- **Material provided**
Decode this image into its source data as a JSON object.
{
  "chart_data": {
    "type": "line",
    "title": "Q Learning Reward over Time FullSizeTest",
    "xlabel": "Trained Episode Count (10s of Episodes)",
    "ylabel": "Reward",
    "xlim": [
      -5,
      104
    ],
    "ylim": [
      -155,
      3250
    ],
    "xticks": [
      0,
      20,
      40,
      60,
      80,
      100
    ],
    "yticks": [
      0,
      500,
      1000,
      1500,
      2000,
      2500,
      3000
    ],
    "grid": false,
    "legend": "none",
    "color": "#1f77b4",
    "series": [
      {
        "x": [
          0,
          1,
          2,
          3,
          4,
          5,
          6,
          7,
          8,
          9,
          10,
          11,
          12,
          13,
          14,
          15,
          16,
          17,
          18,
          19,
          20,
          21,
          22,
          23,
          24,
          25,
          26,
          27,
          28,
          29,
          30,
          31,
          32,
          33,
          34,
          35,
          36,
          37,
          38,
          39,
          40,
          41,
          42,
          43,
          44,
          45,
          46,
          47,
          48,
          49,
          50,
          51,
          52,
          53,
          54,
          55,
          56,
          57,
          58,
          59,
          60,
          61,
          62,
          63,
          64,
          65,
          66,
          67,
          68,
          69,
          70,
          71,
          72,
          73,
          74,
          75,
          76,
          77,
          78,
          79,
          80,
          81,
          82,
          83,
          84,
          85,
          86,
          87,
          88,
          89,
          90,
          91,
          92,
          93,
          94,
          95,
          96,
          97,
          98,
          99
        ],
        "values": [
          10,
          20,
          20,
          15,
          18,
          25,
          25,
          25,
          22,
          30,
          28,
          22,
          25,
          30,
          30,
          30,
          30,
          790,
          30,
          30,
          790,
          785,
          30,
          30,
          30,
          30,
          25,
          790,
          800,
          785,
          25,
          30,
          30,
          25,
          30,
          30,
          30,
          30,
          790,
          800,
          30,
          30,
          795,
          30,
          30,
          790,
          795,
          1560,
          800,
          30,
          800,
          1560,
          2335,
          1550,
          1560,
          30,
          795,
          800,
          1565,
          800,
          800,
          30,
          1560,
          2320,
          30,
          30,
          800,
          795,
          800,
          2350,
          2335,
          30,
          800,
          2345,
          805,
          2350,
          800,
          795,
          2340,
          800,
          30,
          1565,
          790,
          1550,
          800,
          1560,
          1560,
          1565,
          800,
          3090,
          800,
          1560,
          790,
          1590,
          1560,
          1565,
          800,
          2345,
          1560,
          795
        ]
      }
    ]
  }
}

- **Requirement**
Find the string "Reward" in the listing and return every line that holds it.

- **Task output**
    "title": "Q Learning Reward over Time FullSizeTest",
    "ylabel": "Reward",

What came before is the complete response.